**WHAT YOU SHOULD DO**
Transcribe all of the records precisely as they are presented.

**MATERIAL PROVIDED**
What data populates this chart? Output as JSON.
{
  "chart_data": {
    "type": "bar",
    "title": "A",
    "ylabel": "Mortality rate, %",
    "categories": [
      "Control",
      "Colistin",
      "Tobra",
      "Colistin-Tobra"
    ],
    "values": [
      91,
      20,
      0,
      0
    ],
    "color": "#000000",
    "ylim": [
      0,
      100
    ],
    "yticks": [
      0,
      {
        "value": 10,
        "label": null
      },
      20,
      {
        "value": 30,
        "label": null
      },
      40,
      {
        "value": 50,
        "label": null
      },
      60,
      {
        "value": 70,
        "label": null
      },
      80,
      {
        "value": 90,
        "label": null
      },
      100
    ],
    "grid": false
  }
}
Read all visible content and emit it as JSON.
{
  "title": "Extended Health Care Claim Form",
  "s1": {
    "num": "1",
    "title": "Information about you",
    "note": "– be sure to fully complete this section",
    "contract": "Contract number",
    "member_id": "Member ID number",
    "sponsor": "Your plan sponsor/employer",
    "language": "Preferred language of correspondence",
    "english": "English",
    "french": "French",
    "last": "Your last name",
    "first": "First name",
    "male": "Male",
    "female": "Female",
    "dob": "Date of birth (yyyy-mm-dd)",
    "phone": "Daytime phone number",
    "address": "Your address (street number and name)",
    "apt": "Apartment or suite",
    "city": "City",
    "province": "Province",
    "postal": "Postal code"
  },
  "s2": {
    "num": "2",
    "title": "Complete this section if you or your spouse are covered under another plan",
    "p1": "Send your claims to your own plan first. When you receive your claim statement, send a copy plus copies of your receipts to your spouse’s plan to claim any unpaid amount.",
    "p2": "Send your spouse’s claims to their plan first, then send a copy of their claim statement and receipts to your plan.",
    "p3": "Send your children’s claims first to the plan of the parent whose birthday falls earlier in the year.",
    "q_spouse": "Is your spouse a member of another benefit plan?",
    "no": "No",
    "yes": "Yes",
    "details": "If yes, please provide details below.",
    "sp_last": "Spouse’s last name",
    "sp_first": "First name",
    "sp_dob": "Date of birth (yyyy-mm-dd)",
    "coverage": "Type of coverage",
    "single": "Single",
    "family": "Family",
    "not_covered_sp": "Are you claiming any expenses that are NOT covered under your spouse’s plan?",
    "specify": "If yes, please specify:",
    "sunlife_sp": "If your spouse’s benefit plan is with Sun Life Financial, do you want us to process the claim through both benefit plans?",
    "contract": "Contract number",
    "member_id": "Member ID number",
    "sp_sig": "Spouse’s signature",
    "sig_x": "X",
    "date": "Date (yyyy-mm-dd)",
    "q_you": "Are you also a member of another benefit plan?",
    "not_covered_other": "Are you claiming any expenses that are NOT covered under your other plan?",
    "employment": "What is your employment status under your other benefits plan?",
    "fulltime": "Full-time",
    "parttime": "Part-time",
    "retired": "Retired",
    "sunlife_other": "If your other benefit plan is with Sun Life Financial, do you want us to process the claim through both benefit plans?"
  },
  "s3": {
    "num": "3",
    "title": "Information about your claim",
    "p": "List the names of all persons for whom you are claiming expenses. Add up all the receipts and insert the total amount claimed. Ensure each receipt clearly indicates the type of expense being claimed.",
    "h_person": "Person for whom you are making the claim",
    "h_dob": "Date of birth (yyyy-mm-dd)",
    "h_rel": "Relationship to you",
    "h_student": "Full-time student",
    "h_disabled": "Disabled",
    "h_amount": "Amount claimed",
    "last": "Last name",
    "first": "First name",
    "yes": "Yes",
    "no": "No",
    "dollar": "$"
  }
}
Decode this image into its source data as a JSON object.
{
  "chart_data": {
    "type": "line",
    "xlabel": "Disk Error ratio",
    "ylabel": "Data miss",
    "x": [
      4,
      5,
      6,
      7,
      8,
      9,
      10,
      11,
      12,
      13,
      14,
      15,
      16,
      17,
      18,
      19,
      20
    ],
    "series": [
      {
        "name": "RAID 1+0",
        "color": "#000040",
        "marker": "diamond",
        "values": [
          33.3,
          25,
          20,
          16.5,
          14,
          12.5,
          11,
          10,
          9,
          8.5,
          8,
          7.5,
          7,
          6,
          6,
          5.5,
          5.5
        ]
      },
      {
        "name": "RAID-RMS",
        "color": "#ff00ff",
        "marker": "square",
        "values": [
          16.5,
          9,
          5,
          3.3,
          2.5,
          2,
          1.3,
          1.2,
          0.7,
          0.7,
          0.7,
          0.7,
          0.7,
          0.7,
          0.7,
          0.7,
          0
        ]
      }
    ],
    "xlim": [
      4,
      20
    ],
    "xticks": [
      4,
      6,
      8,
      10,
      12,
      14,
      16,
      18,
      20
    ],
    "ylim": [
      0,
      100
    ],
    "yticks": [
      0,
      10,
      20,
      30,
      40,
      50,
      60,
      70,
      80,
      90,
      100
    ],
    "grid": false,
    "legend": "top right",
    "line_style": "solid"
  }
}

**WRITTEN RESPONSE**
What data populates this chart? Output as JSON.
{
  "chart_data": {
    "type": "bar",
    "title": "A",
    "ylabel": "Mortality rate, %",
    "categories": [
      "Control",
      "Colistin",
      "Tobra",
      "Colistin-Tobra"
    ],
    "values": [
      91,
      20,
      0,
      0
    ],
    "color": "#000000",
    "ylim": [
      0,
      100
    ],
    "yticks": [
      0,
      {
        "value": 10,
        "label": null
      },
      20,
      {
        "value": 30,
        "label": null
      },
      40,
      {
        "value": 50,
        "label": null
      },
      60,
      {
        "value": 70,
        "label": null
      },
      80,
      {
        "value": 90,
        "label": null
      },
      100
    ],
    "grid": false
  }
}
Read all visible content and emit it as JSON.
{
  "title": "Extended Health Care Claim Form",
  "s1": {
    "num": "1",
    "title": "Information about you",
    "note": "– be sure to fully complete this section",
    "contract": "Contract number",
    "member_id": "Member ID number",
    "sponsor": "Your plan sponsor/employer",
    "language": "Preferred language of correspondence",
    "english": "English",
    "french": "French",
    "last": "Your last name",
    "first": "First name",
    "male": "Male",
    "female": "Female",
    "dob": "Date of birth (yyyy-mm-dd)",
    "phone": "Daytime phone number",
    "address": "Your address (street number and name)",
    "apt": "Apartment or suite",
    "city": "City",
    "province": "Province",
    "postal": "Postal code"
  },
  "s2": {
    "num": "2",
    "title": "Complete this section if you or your spouse are covered under another plan",
    "p1": "Send your claims to your own plan first. When you receive your claim statement, send a copy plus copies of your receipts to your spouse’s plan to claim any unpaid amount.",
    "p2": "Send your spouse’s claims to their plan first, then send a copy of their claim statement and receipts to your plan.",
    "p3": "Send your children’s claims first to the plan of the parent whose birthday falls earlier in the year.",
    "q_spouse": "Is your spouse a member of another benefit plan?",
    "no": "No",
    "yes": "Yes",
    "details": "If yes, please provide details below.",
    "sp_last": "Spouse’s last name",
    "sp_first": "First name",
    "sp_dob": "Date of birth (yyyy-mm-dd)",
    "coverage": "Type of coverage",
    "single": "Single",
    "family": "Family",
    "not_covered_sp": "Are you claiming any expenses that are NOT covered under your spouse’s plan?",
    "specify": "If yes, please specify:",
    "sunlife_sp": "If your spouse’s benefit plan is with Sun Life Financial, do you want us to process the claim through both benefit plans?",
    "contract": "Contract number",
    "member_id": "Member ID number",
    "sp_sig": "Spouse’s signature",
    "sig_x": "X",
    "date": "Date (yyyy-mm-dd)",
    "q_you": "Are you also a member of another benefit plan?",
    "not_covered_other": "Are you claiming any expenses that are NOT covered under your other plan?",
    "employment": "What is your employment status under your other benefits plan?",
    "fulltime": "Full-time",
    "parttime": "Part-time",
    "retired": "Retired",
    "sunlife_other": "If your other benefit plan is with Sun Life Financial, do you want us to process the claim through both benefit plans?"
  },
  "s3": {
    "num": "3",
    "title": "Information about your claim",
    "p": "List the names of all persons for whom you are claiming expenses. Add up all the receipts and insert the total amount claimed. Ensure each receipt clearly indicates the type of expense being claimed.",
    "h_person": "Person for whom you are making the claim",
    "h_dob": "Date of birth (yyyy-mm-dd)",
    "h_rel": "Relationship to you",
    "h_student": "Full-time student",
    "h_disabled": "Disabled",
    "h_amount": "Amount claimed",
    "last": "Last name",
    "first": "First name",
    "yes": "Yes",
    "no": "No",
    "dollar": "$"
  }
}
Decode this image into its source data as a JSON object.
{
  "chart_data": {
    "type": "line",
    "xlabel": "Disk Error ratio",
    "ylabel": "Data miss",
    "x": [
      4,
      5,
      6,
      7,
      8,
      9,
      10,
      11,
      12,
      13,
      14,
      15,
      16,
      17,
      18,
      19,
      20
    ],
    "series": [
      {
        "name": "RAID 1+0",
        "color": "#000040",
        "marker": "diamond",
        "values": [
          33.3,
          25,
          20,
          16.5,
          14,
          12.5,
          11,
          10,
          9,
          8.5,
          8,
          7.5,
          7,
          6,
          6,
          5.5,
          5.5
        ]
      },
      {
        "name": "RAID-RMS",
        "color": "#ff00ff",
        "marker": "square",
        "values": [
          16.5,
          9,
          5,
          3.3,
          2.5,
          2,
          1.3,
          1.2,
          0.7,
          0.7,
          0.7,
          0.7,
          0.7,
          0.7,
          0.7,
          0.7,
          0
        ]
      }
    ],
    "xlim": [
      4,
      20
    ],
    "xticks": [
      4,
      6,
      8,
      10,
      12,
      14,
      16,
      18,
      20
    ],
    "ylim": [
      0,
      100
    ],
    "yticks": [
      0,
      10,
      20,
      30,
      40,
      50,
      60,
      70,
      80,
      90,
      100
    ],
    "grid": false,
    "legend": "top right",
    "line_style": "solid"
  }
}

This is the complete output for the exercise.